▶ Directive
Set out every line bearing the string "true".

## BEGIN Provided information

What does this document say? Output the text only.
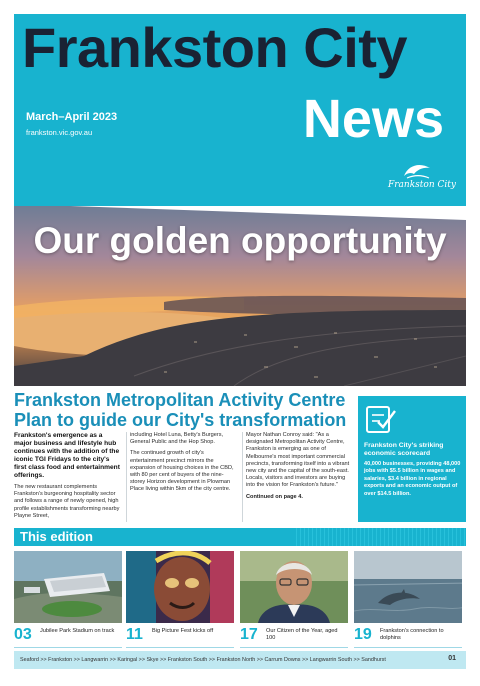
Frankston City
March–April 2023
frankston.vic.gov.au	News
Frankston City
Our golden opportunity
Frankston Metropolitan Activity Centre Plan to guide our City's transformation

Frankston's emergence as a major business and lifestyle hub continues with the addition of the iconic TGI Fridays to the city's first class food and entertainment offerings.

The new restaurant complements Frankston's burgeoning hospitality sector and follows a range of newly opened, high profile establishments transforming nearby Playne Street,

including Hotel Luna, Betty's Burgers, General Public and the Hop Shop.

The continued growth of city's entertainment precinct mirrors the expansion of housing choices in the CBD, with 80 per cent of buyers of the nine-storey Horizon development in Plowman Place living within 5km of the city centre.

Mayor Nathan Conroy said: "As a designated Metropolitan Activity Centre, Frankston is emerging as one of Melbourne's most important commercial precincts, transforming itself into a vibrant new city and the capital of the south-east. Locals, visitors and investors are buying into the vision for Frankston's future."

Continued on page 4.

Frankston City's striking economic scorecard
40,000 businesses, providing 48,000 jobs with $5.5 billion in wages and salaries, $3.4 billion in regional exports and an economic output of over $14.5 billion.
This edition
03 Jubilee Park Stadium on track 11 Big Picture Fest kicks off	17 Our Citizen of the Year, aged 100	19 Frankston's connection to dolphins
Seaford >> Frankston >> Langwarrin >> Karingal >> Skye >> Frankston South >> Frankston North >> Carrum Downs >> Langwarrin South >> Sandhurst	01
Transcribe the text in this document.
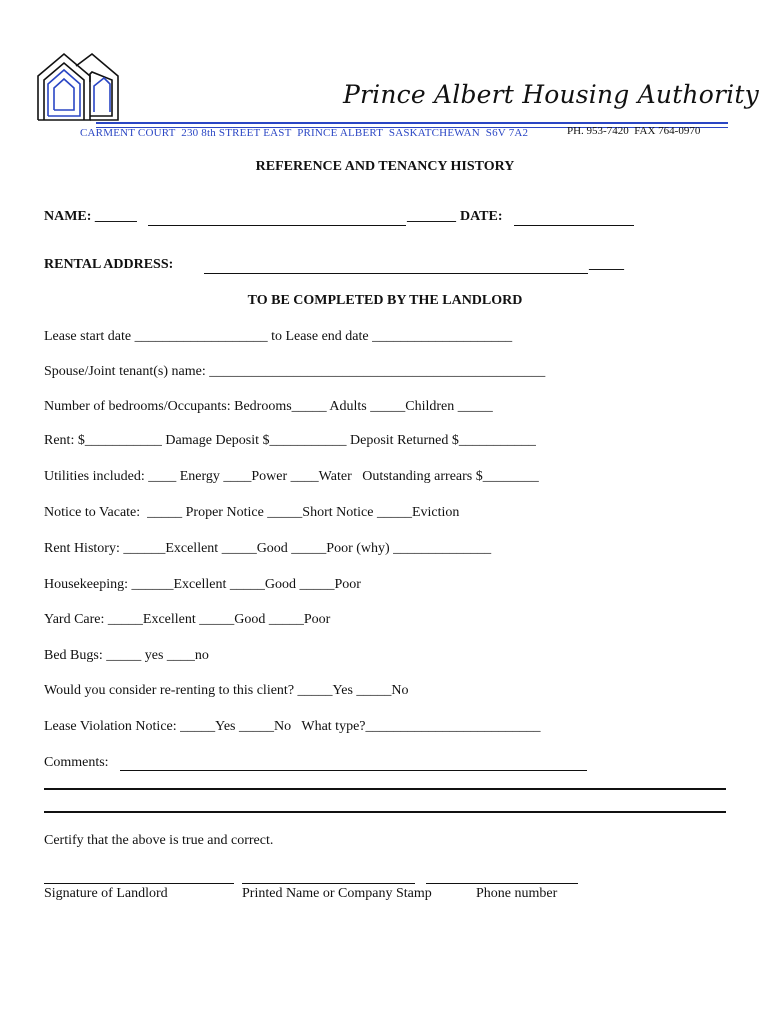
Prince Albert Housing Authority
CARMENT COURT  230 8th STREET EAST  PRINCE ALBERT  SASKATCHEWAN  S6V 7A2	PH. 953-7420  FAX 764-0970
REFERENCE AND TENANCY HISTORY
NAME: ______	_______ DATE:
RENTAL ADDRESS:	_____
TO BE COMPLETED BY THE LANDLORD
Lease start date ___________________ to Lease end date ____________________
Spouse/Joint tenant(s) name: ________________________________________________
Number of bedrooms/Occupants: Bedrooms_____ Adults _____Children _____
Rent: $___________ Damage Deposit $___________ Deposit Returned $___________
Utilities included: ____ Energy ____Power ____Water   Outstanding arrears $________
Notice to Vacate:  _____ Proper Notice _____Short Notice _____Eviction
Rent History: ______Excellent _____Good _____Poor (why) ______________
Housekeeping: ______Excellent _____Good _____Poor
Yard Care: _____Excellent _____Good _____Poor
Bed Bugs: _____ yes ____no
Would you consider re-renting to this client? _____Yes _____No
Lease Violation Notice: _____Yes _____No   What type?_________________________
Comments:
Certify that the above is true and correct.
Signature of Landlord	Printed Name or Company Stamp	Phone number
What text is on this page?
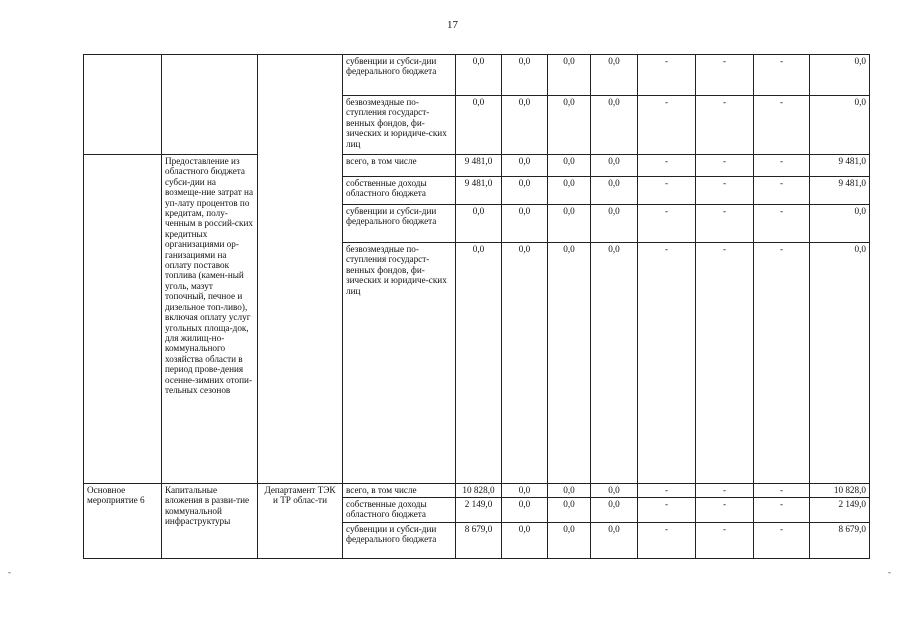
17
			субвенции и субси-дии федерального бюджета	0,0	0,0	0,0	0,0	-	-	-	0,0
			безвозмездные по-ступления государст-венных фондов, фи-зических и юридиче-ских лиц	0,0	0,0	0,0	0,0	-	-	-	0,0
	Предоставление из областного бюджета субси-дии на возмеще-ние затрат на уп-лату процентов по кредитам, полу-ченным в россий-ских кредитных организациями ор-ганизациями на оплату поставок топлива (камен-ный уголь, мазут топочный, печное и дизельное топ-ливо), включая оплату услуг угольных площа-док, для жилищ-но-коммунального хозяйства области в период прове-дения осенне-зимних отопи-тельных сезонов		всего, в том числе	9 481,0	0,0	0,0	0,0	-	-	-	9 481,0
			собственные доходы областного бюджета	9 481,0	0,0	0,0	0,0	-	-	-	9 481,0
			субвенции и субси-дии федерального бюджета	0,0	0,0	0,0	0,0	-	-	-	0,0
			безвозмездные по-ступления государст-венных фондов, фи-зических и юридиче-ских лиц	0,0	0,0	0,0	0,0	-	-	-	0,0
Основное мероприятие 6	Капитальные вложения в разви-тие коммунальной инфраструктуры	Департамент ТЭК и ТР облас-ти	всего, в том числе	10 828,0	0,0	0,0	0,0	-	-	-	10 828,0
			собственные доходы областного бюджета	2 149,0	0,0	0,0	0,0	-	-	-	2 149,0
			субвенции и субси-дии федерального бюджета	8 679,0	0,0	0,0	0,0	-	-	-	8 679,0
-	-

## END Provided information
## BEGIN Provided information

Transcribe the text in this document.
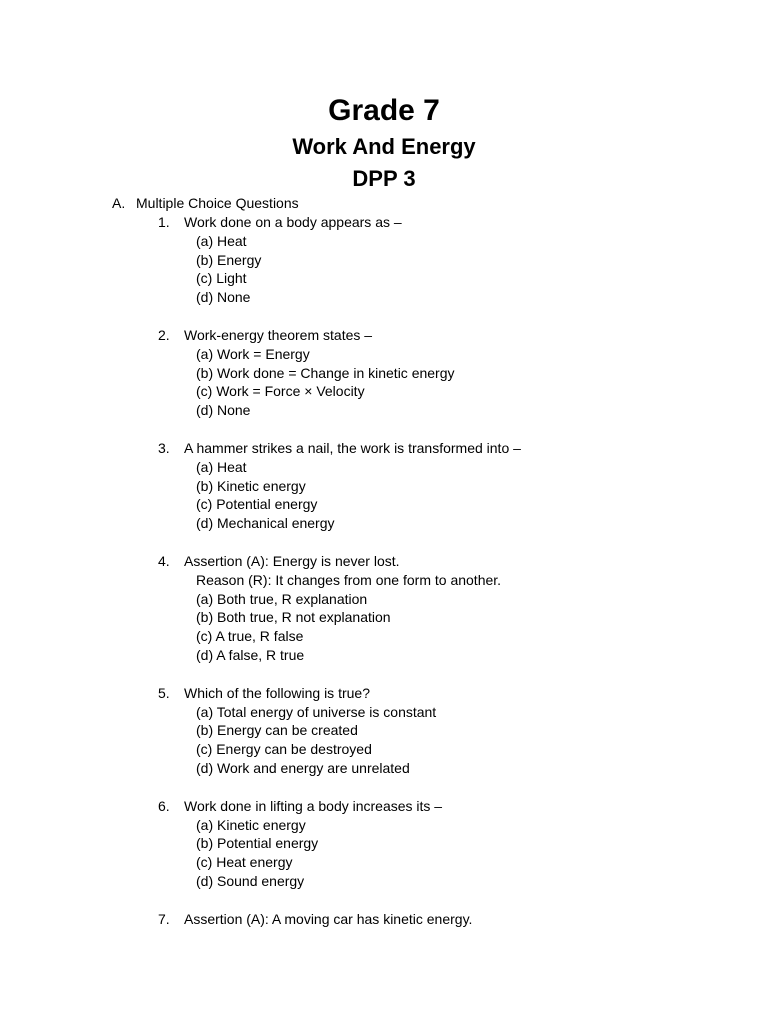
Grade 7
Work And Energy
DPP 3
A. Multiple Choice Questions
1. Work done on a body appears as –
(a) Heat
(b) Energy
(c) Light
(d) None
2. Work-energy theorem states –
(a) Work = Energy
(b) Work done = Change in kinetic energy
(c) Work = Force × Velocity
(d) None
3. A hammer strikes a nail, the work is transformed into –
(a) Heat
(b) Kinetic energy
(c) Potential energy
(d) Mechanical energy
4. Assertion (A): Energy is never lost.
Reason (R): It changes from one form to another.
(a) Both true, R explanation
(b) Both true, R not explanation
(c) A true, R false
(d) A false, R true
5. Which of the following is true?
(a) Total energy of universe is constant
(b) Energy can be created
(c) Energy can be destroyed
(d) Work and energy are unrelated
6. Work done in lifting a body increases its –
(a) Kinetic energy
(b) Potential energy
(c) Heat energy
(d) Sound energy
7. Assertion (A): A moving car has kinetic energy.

## END Provided information

▶ Result of the exercise
Certify that the above is true and correct.
(a) Both true, R explanation
(b) Both true, R not explanation
(c) A true, R false
(d) A false, R true
5. Which of the following is true?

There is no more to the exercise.